## START

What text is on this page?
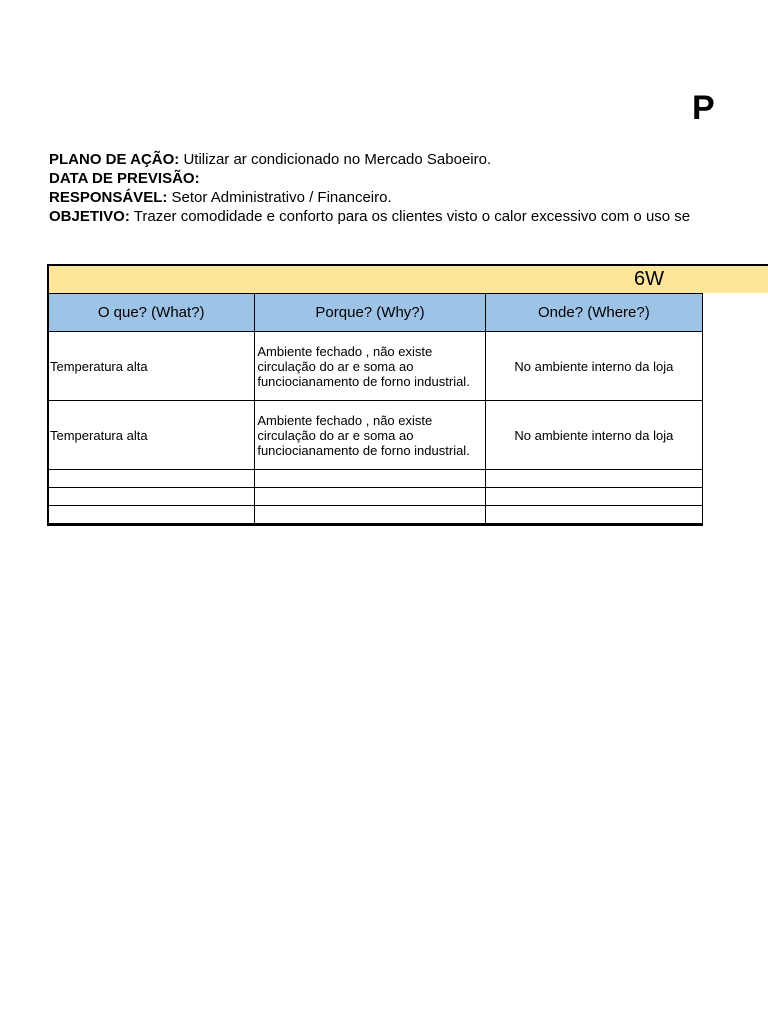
P
PLANO DE AÇÃO: Utilizar ar condicionado no Mercado Saboeiro.
DATA DE PREVISÃO:
RESPONSÁVEL: Setor Administrativo / Financeiro.
OBJETIVO: Trazer comodidade e conforto para os clientes visto o calor excessivo com o uso se
O que? (What?)	Porque? (Why?)	Onde? (Where?)
Temperatura alta	Ambiente fechado , não existe circulação do ar e soma ao funciocianamento de forno industrial.	No ambiente interno da loja
Temperatura alta	Ambiente fechado , não existe circulação do ar e soma ao funciocianamento de forno industrial.	No ambiente interno da loja

6W
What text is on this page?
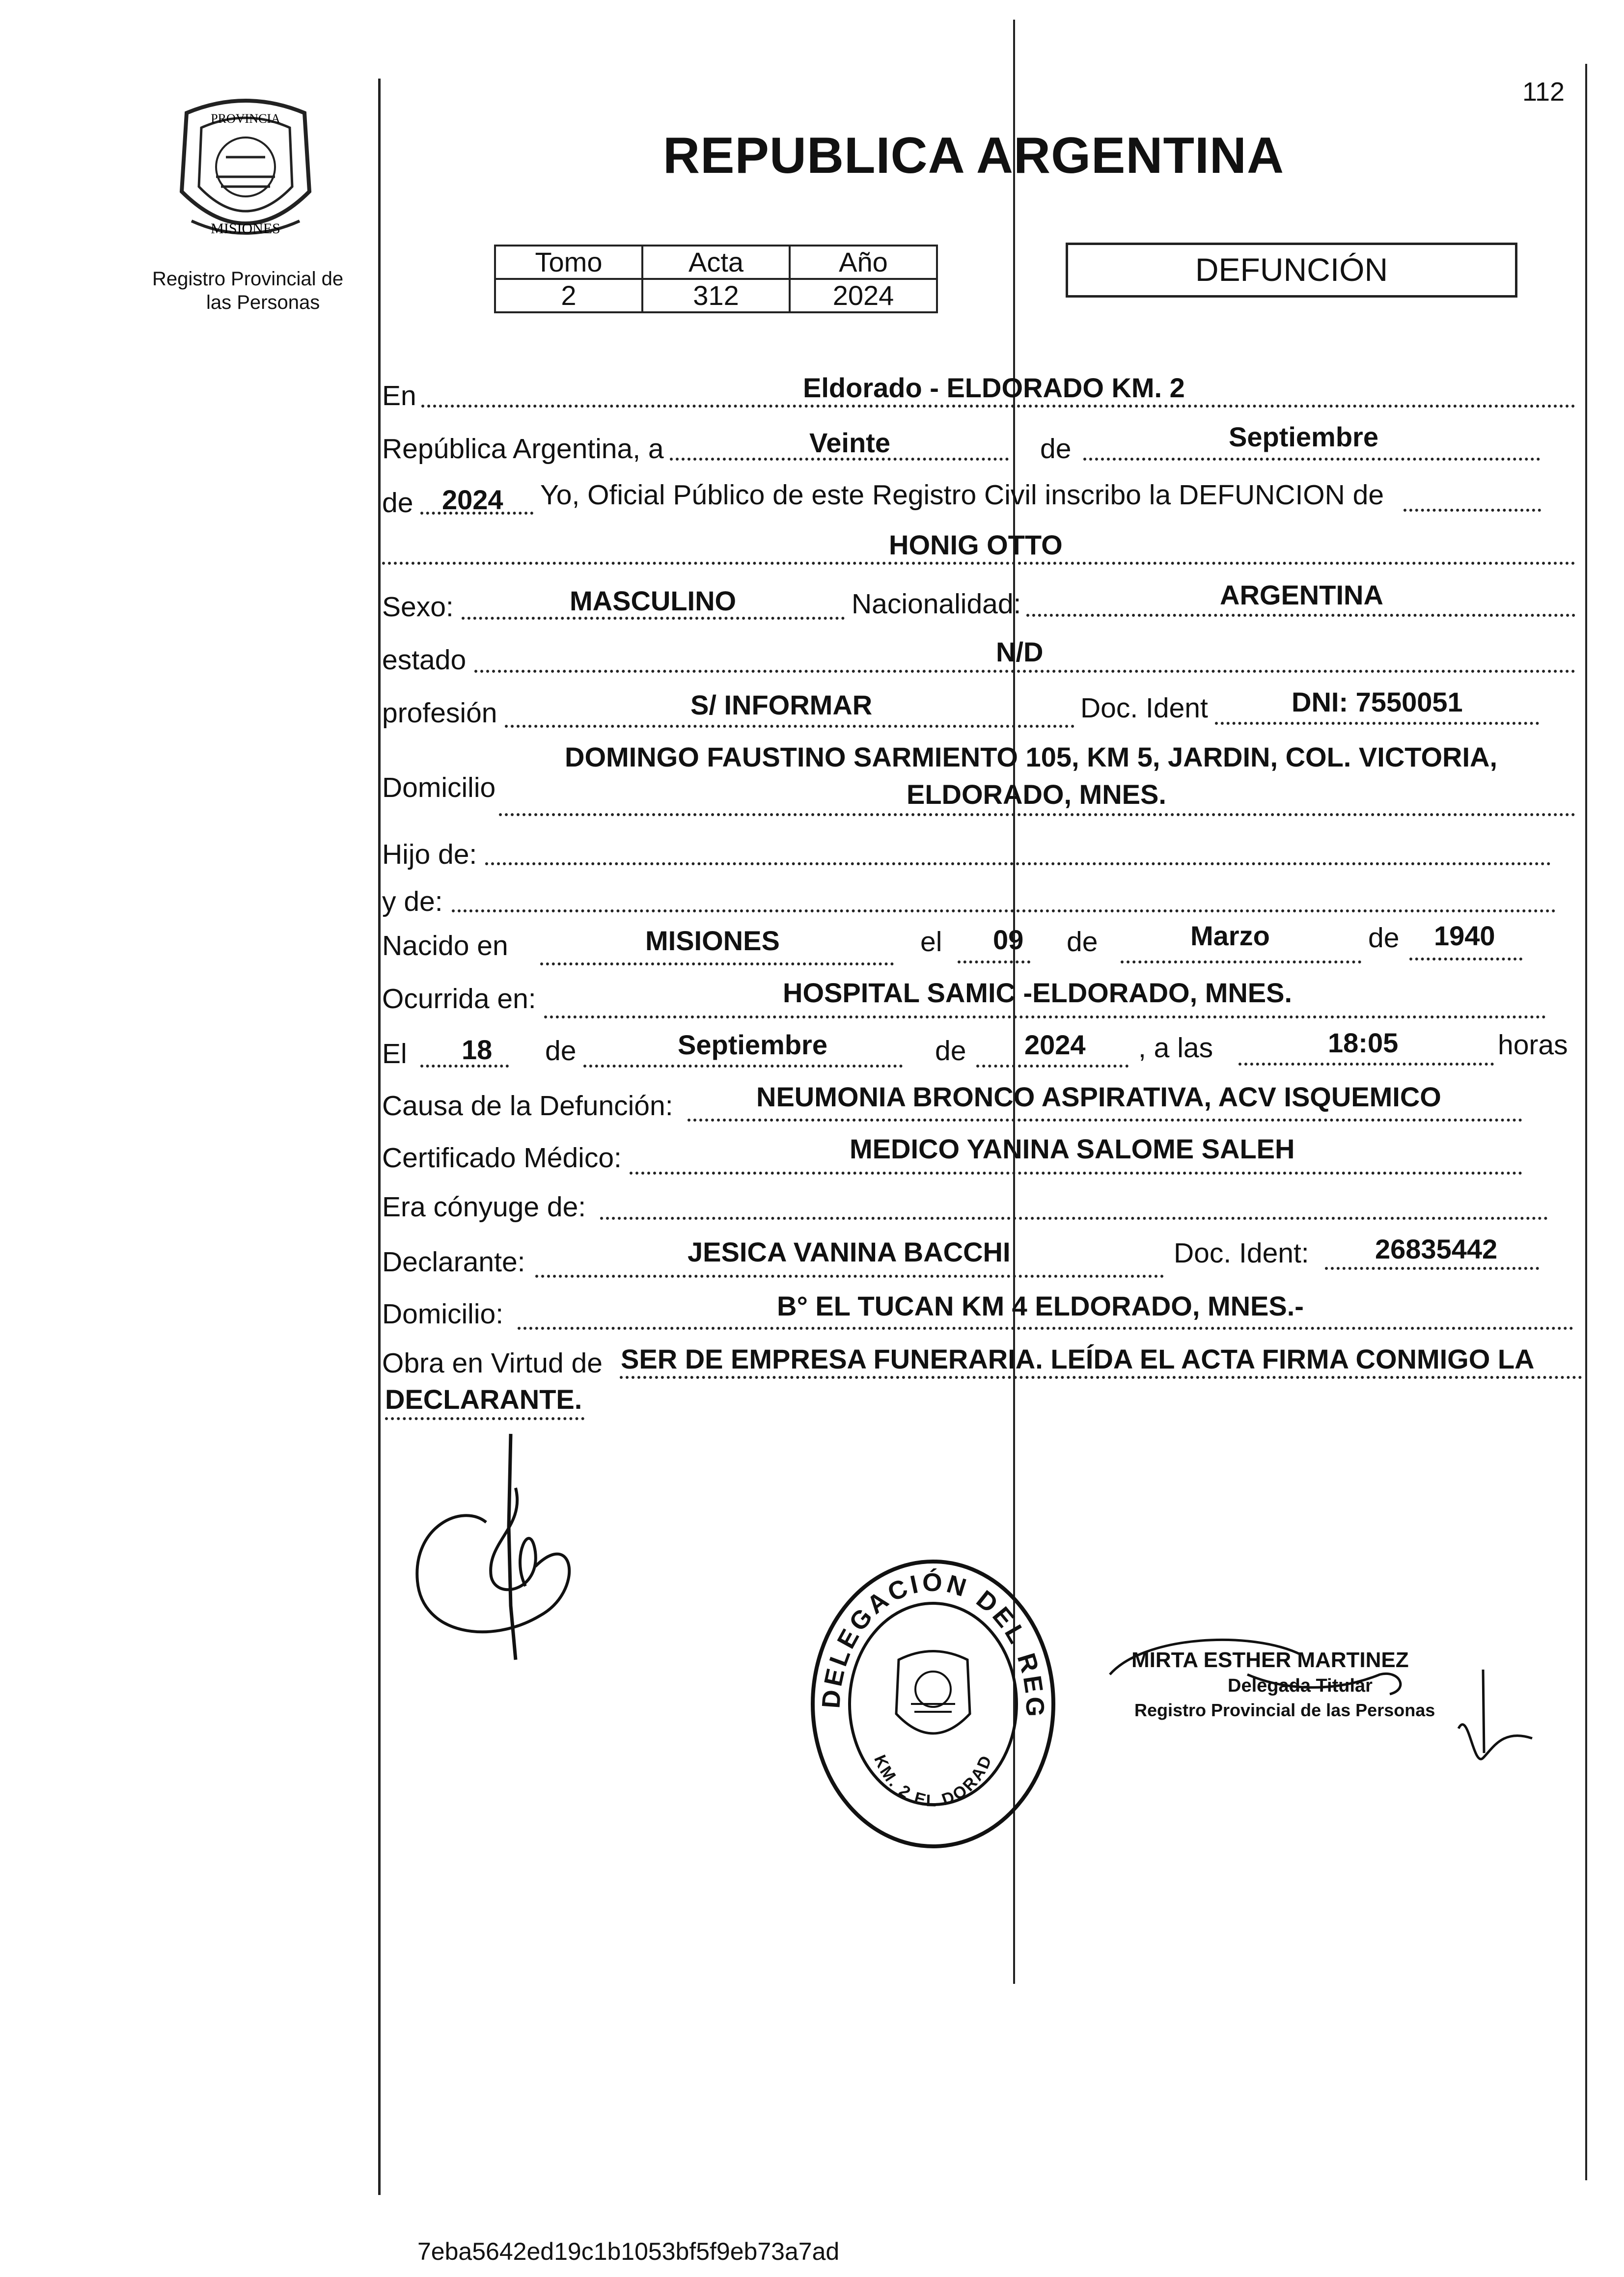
112
PROVINCIA
MISIONES
Registro Provincial de
las Personas
REPUBLICA ARGENTINA
Tomo	Acta	Año
2	312	2024
DEFUNCIÓN
En	Eldorado - ELDORADO KM. 2
República Argentina, a	Veinte	de	Septiembre
de 2024 Yo, Oficial Público de este Registro Civil inscribo la DEFUNCION de
HONIG OTTO
Sexo:	MASCULINO	Nacionalidad:	ARGENTINA
estado	N/D
profesión	S/ INFORMAR	Doc. Ident	DNI: 7550051
DOMINGO FAUSTINO SARMIENTO 105, KM 5, JARDIN, COL. VICTORIA,
Domicilio	ELDORADO, MNES.
Hijo de:
y de:
Nacido en	MISIONES	el 09 de	Marzo	de 1940
Ocurrida en:	HOSPITAL SAMIC -ELDORADO, MNES.
El 18 de	Septiembre	de 2024 , a las	18:05	horas
Causa de la Defunción:	NEUMONIA BRONCO ASPIRATIVA, ACV ISQUEMICO
Certificado Médico:	MEDICO YANINA SALOME SALEH
Era cónyuge de:
Declarante:	JESICA VANINA BACCHI	Doc. Ident: 26835442
Domicilio:	B° EL TUCAN KM 4 ELDORADO, MNES.-
Obra en Virtud de SER DE EMPRESA FUNERARIA. LEÍDA EL ACTA FIRMA CONMIGO LA
DECLARANTE.
DELEGACIÓN DEL REG
KM. 2 EL DORAD
MIRTA ESTHER MARTINEZ
Delegada Titular
Registro Provincial de las Personas
7eba5642ed19c1b1053bf5f9eb73a7ad
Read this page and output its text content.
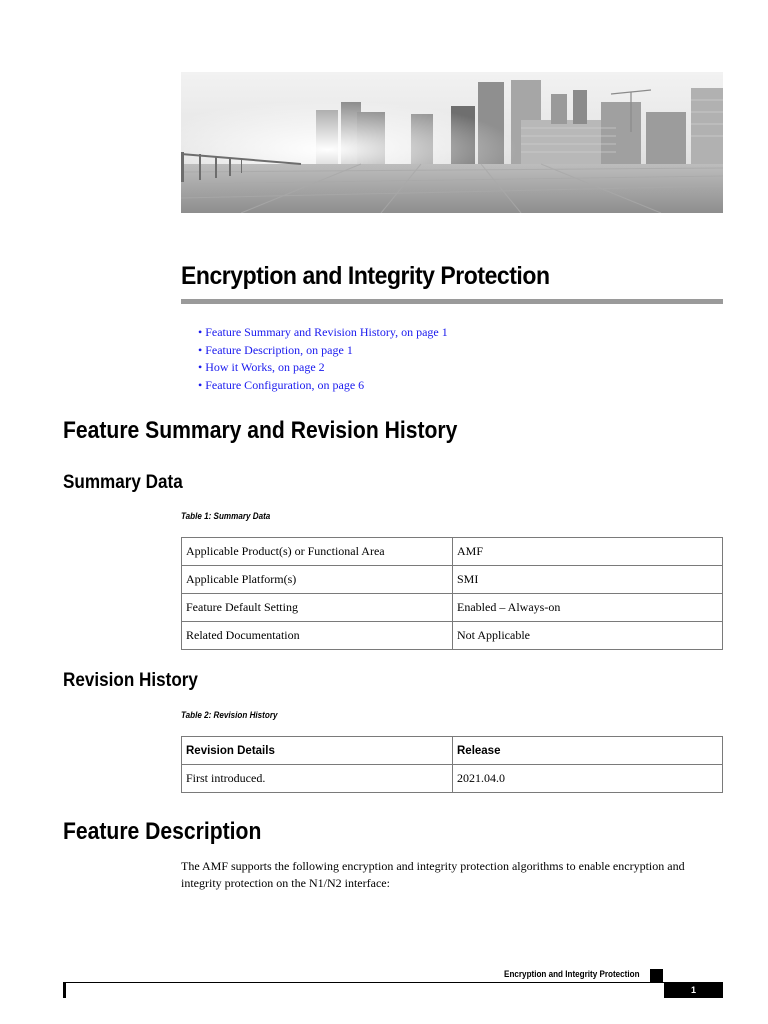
Encryption and Integrity Protection
• Feature Summary and Revision History, on page 1
• Feature Description, on page 1
• How it Works, on page 2
• Feature Configuration, on page 6
Feature Summary and Revision History
Summary Data

Table 1: Summary Data

Applicable Product(s) or Functional Area	AMF
Applicable Platform(s)	SMI
Feature Default Setting	Enabled – Always-on
Related Documentation	Not Applicable
Revision History

Table 2: Revision History

Revision Details	Release
First introduced.	2021.04.0
Feature Description

The AMF supports the following encryption and integrity protection algorithms to enable encryption and integrity protection on the N1/N2 interface:

Encryption and Integrity Protection

1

## END

* The request
Find the lines containing "Summary" and pull them out.

* Result
• Feature Summary and Revision History, on page 1
Feature Summary and Revision History
Summary Data
Table 1: Summary Data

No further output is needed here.